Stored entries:
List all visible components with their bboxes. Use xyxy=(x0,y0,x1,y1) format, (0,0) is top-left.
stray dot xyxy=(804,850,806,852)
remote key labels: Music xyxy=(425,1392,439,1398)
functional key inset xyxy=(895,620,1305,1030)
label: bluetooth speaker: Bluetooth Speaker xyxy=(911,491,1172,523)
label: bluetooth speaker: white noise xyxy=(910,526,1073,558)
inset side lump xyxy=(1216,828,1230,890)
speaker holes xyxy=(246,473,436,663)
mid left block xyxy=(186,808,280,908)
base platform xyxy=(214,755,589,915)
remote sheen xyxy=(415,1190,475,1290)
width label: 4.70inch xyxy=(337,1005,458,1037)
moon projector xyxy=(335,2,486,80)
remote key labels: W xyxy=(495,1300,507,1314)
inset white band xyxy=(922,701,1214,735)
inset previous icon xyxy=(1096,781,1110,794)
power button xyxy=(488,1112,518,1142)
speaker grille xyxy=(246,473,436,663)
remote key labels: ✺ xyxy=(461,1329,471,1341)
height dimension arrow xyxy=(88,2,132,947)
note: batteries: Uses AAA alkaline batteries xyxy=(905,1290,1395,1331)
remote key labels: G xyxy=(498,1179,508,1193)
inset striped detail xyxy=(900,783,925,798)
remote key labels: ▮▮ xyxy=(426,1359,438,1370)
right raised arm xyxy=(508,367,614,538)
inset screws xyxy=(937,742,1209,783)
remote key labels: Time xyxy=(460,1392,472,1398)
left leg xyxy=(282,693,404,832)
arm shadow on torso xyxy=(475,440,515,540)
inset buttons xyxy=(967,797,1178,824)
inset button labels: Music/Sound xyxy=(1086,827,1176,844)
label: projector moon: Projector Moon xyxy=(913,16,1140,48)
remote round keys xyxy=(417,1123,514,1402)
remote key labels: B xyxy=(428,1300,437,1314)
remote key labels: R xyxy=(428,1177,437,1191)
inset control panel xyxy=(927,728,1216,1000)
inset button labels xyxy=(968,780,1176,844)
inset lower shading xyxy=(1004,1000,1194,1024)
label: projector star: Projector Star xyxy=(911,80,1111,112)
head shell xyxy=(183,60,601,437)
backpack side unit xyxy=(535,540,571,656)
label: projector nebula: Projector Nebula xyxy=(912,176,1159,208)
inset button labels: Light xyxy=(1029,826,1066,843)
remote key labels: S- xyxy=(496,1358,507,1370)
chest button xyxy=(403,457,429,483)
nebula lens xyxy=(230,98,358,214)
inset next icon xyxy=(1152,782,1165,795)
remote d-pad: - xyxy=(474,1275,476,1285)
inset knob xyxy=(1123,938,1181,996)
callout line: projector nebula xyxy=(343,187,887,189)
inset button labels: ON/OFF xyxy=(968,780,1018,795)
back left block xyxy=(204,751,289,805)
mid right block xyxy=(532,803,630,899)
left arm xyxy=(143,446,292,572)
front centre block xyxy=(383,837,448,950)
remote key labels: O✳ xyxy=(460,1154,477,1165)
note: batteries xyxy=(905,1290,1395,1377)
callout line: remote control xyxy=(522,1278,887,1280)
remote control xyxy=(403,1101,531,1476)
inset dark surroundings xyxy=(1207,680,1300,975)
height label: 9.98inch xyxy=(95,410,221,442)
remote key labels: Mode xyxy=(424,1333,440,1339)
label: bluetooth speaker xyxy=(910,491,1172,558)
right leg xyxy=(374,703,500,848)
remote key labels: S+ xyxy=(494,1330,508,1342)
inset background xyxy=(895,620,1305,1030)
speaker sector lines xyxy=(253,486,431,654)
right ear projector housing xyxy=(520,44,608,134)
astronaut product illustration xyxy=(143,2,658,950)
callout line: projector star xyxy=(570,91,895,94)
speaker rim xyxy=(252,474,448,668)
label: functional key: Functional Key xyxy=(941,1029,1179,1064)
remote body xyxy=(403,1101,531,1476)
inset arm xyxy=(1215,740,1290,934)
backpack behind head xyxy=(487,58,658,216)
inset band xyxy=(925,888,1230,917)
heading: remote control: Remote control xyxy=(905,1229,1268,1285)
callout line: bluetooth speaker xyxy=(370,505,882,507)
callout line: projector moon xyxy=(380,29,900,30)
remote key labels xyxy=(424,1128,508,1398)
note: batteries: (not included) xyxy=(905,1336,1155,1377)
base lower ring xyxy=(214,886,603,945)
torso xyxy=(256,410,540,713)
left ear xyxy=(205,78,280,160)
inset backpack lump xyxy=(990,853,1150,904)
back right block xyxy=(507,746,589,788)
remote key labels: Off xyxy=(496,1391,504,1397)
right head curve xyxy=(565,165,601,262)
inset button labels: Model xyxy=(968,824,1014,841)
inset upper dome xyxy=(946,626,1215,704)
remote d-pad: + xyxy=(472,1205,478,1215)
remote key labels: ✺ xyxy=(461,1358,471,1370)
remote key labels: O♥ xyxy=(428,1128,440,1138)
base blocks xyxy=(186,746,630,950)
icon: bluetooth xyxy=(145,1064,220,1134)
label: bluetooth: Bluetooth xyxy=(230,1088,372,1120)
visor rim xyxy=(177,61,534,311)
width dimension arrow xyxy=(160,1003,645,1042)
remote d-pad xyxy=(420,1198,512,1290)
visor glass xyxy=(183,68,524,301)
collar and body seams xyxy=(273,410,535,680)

What the task requires:
Extract the items above verbatim, from the first line of the stored entries up to and including the line with "functional key inset xyxy=(895,620,1305,1030)", and nothing more.

Worked answer:
List all visible components with their bboxes. Use xyxy=(x0,y0,x1,y1) format, (0,0) is top-left.
stray dot xyxy=(804,850,806,852)
remote key labels: Music xyxy=(425,1392,439,1398)
functional key inset xyxy=(895,620,1305,1030)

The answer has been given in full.